** begin PROVIDED DATA **

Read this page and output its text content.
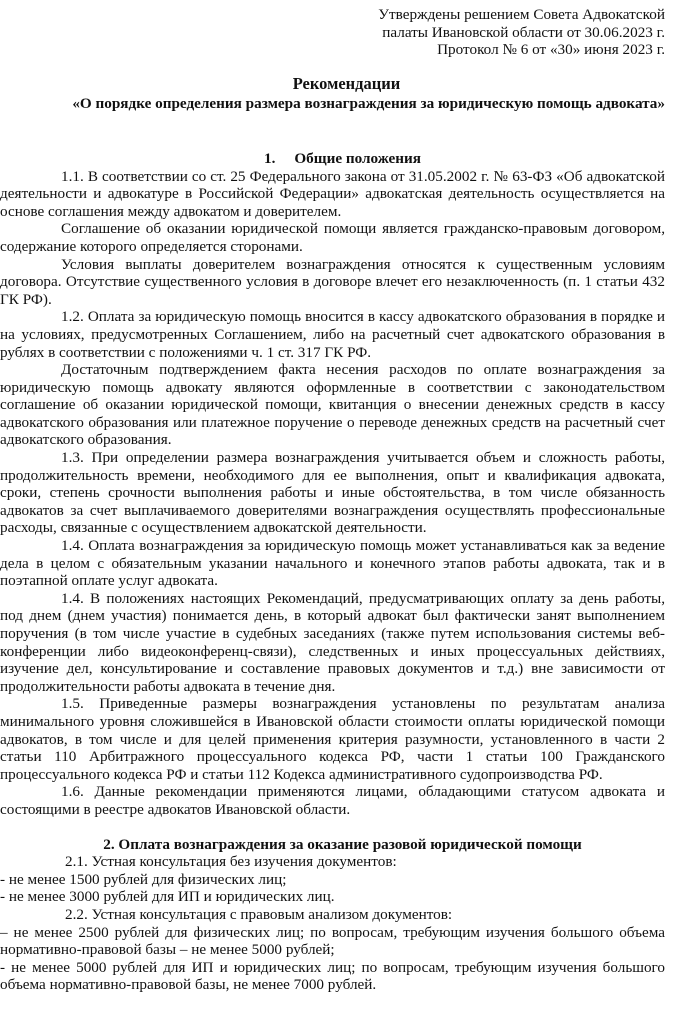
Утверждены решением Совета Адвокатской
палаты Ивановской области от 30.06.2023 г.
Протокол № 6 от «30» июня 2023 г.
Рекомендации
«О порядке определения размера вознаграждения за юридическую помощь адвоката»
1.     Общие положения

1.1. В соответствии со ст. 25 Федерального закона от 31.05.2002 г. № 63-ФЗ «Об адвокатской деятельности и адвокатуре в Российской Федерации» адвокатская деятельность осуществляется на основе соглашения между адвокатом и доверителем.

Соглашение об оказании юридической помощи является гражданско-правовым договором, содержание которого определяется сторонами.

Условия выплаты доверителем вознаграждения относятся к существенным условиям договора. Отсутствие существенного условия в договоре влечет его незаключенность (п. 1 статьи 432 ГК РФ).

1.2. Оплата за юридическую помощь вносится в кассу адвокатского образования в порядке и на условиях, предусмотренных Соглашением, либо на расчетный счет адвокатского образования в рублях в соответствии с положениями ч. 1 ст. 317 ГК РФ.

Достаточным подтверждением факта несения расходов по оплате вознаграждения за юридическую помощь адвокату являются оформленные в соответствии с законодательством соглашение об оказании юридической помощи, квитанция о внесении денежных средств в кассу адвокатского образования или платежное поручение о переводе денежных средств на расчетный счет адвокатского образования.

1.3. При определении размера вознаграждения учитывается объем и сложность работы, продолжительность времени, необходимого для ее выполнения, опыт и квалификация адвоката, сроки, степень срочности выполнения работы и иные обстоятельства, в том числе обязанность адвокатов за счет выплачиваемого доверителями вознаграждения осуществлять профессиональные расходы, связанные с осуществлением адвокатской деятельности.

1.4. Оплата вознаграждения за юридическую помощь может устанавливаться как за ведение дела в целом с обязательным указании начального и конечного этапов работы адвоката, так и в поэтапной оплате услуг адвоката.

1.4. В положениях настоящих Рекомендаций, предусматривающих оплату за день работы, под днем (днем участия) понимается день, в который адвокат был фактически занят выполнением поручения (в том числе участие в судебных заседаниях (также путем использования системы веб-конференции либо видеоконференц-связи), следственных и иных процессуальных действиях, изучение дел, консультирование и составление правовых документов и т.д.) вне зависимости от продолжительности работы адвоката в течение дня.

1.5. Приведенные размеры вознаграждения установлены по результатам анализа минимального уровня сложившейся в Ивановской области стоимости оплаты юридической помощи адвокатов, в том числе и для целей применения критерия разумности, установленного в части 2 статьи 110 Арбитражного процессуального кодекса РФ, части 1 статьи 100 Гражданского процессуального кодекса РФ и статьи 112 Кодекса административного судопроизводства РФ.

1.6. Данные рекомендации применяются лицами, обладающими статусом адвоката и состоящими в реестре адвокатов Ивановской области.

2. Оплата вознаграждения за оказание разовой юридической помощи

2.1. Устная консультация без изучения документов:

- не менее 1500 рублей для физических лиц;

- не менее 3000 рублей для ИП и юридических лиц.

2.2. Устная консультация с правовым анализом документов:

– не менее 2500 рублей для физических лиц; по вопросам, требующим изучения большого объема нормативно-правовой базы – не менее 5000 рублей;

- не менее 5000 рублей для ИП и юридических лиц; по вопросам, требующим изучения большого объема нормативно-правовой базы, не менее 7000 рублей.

** end PROVIDED DATA **

» PROBLEM TO SOLVE
Leaving aside the images, write out the entries above word for word.

» REPLY TO THE EXERCISE
Read this page and output its text content.
Утверждены решением Совета Адвокатской
палаты Ивановской области от 30.06.2023 г.
Протокол № 6 от «30» июня 2023 г.
Рекомендации
«О порядке определения размера вознаграждения за юридическую помощь адвоката»
1.     Общие положения

1.1. В соответствии со ст. 25 Федерального закона от 31.05.2002 г. № 63-ФЗ «Об адвокатской деятельности и адвокатуре в Российской Федерации» адвокатская деятельность осуществляется на основе соглашения между адвокатом и доверителем.

Соглашение об оказании юридической помощи является гражданско-правовым договором, содержание которого определяется сторонами.

Условия выплаты доверителем вознаграждения относятся к существенным условиям договора. Отсутствие существенного условия в договоре влечет его незаключенность (п. 1 статьи 432 ГК РФ).

1.2. Оплата за юридическую помощь вносится в кассу адвокатского образования в порядке и на условиях, предусмотренных Соглашением, либо на расчетный счет адвокатского образования в рублях в соответствии с положениями ч. 1 ст. 317 ГК РФ.

Достаточным подтверждением факта несения расходов по оплате вознаграждения за юридическую помощь адвокату являются оформленные в соответствии с законодательством соглашение об оказании юридической помощи, квитанция о внесении денежных средств в кассу адвокатского образования или платежное поручение о переводе денежных средств на расчетный счет адвокатского образования.

1.3. При определении размера вознаграждения учитывается объем и сложность работы, продолжительность времени, необходимого для ее выполнения, опыт и квалификация адвоката, сроки, степень срочности выполнения работы и иные обстоятельства, в том числе обязанность адвокатов за счет выплачиваемого доверителями вознаграждения осуществлять профессиональные расходы, связанные с осуществлением адвокатской деятельности.

1.4. Оплата вознаграждения за юридическую помощь может устанавливаться как за ведение дела в целом с обязательным указании начального и конечного этапов работы адвоката, так и в поэтапной оплате услуг адвоката.

1.4. В положениях настоящих Рекомендаций, предусматривающих оплату за день работы, под днем (днем участия) понимается день, в который адвокат был фактически занят выполнением поручения (в том числе участие в судебных заседаниях (также путем использования системы веб-конференции либо видеоконференц-связи), следственных и иных процессуальных действиях, изучение дел, консультирование и составление правовых документов и т.д.) вне зависимости от продолжительности работы адвоката в течение дня.

1.5. Приведенные размеры вознаграждения установлены по результатам анализа минимального уровня сложившейся в Ивановской области стоимости оплаты юридической помощи адвокатов, в том числе и для целей применения критерия разумности, установленного в части 2 статьи 110 Арбитражного процессуального кодекса РФ, части 1 статьи 100 Гражданского процессуального кодекса РФ и статьи 112 Кодекса административного судопроизводства РФ.

1.6. Данные рекомендации применяются лицами, обладающими статусом адвоката и состоящими в реестре адвокатов Ивановской области.

2. Оплата вознаграждения за оказание разовой юридической помощи

2.1. Устная консультация без изучения документов:

- не менее 1500 рублей для физических лиц;

- не менее 3000 рублей для ИП и юридических лиц.

2.2. Устная консультация с правовым анализом документов:

– не менее 2500 рублей для физических лиц; по вопросам, требующим изучения большого объема нормативно-правовой базы – не менее 5000 рублей;

- не менее 5000 рублей для ИП и юридических лиц; по вопросам, требующим изучения большого объема нормативно-правовой базы, не менее 7000 рублей.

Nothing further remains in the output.